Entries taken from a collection

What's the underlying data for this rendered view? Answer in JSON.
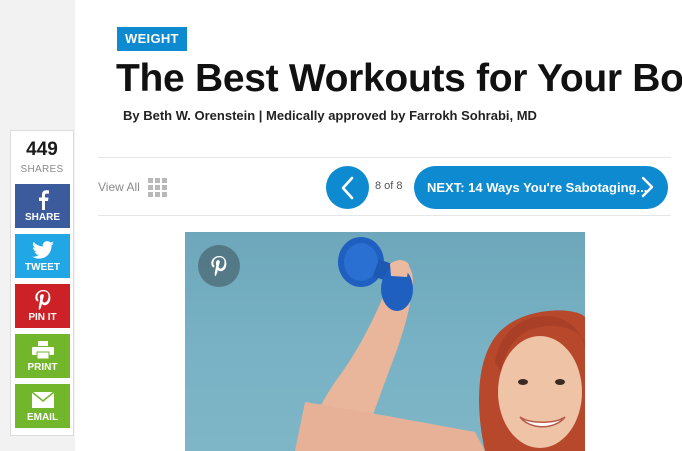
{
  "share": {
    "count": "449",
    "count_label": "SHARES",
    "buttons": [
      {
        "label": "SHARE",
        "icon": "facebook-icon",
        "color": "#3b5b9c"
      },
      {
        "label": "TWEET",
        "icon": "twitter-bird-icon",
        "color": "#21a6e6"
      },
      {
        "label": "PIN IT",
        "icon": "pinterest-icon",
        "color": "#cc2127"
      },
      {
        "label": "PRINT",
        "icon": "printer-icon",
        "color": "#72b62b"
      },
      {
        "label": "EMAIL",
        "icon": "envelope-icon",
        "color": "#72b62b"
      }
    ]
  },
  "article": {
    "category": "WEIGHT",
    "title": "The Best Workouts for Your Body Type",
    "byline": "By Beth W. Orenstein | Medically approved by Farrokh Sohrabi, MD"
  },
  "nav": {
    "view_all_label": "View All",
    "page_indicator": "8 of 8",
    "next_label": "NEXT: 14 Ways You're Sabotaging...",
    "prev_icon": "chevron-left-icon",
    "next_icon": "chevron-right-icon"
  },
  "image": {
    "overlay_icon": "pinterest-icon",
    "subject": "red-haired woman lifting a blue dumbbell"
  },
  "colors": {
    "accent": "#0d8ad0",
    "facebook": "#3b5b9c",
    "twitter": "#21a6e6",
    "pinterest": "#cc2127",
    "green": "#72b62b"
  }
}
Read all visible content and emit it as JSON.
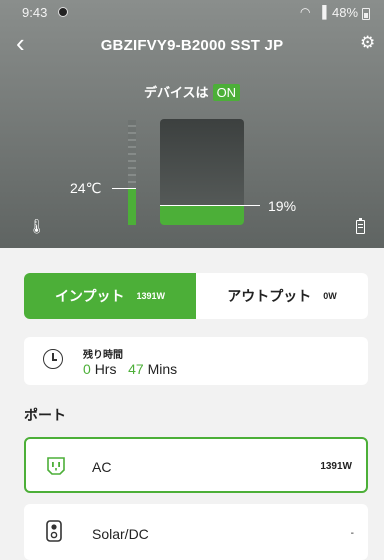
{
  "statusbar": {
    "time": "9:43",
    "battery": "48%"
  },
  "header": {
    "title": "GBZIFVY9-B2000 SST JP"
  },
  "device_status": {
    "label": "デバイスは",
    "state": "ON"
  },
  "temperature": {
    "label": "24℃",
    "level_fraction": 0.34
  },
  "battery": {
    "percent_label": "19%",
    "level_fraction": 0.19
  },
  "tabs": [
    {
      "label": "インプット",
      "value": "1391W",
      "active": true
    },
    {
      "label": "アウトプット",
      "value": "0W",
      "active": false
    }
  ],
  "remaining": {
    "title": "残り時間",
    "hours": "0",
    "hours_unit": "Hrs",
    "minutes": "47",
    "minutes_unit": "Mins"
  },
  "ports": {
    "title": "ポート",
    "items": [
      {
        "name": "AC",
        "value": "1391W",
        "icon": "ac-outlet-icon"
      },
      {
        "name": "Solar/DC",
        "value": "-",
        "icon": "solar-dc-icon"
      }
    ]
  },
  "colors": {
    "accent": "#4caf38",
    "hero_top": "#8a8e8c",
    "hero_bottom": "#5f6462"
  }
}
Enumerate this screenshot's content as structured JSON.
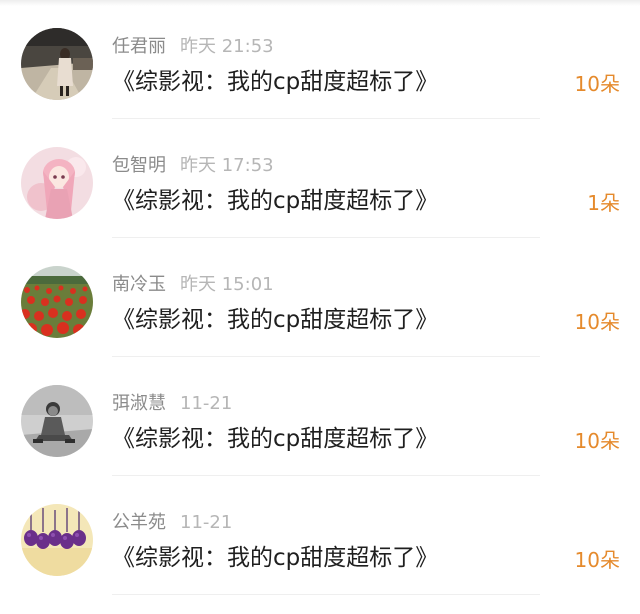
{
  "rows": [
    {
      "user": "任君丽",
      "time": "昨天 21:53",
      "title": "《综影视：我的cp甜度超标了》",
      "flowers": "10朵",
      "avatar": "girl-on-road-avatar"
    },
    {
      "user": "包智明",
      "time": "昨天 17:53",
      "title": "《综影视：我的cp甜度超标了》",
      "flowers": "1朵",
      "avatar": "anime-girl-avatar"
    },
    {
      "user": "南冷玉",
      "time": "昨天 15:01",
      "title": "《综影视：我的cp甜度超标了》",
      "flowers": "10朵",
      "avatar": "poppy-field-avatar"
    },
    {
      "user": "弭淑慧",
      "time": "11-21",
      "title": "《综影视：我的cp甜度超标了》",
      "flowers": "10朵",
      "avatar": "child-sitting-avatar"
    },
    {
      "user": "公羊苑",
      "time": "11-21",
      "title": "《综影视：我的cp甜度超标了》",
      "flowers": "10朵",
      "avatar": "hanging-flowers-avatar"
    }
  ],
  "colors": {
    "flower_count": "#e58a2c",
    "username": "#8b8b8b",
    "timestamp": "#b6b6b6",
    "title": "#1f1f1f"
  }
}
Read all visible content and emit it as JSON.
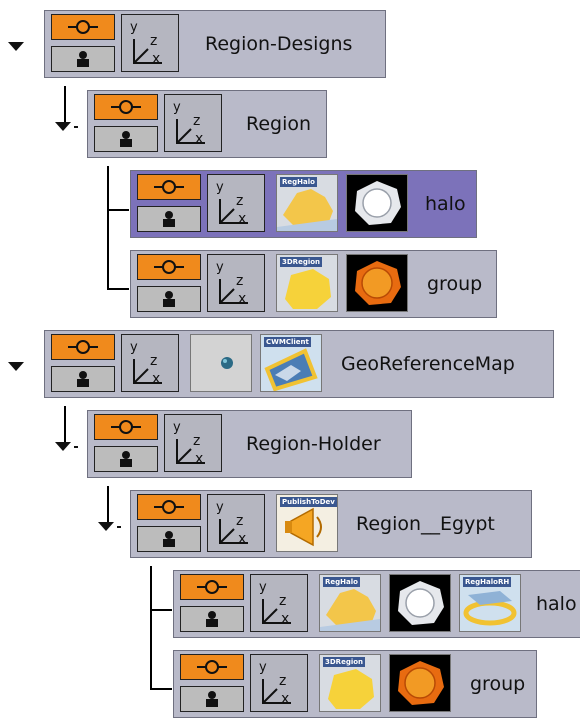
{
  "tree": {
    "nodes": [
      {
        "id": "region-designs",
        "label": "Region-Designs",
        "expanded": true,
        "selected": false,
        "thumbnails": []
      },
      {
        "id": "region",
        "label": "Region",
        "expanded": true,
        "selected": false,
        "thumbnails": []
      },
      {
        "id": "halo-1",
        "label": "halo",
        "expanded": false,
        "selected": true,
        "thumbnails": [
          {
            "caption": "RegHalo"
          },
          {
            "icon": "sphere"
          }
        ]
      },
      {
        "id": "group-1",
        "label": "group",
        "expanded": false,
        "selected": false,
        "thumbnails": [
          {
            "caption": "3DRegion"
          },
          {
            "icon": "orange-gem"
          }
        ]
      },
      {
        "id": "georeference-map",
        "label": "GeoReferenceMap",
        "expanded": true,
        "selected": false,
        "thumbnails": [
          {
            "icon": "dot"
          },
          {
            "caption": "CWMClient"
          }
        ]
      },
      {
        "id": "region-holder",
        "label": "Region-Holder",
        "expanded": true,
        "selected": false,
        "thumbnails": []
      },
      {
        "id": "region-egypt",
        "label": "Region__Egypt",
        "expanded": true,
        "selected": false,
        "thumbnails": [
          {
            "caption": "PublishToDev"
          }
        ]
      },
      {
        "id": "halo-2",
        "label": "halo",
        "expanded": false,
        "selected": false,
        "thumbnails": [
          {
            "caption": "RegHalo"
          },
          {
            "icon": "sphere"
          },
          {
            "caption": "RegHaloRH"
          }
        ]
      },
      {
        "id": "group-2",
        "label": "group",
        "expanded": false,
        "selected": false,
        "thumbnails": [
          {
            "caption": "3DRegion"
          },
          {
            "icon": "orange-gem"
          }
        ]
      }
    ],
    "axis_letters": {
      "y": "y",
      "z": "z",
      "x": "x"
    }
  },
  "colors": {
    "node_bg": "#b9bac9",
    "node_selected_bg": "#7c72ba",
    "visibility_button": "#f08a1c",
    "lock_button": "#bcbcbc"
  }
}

** Exercise goal **
Locate all lines holding the word "facebook", then copy them out.

** Solution **
        "icon": "facebook-icon",
    "facebook": "#3b5b9c",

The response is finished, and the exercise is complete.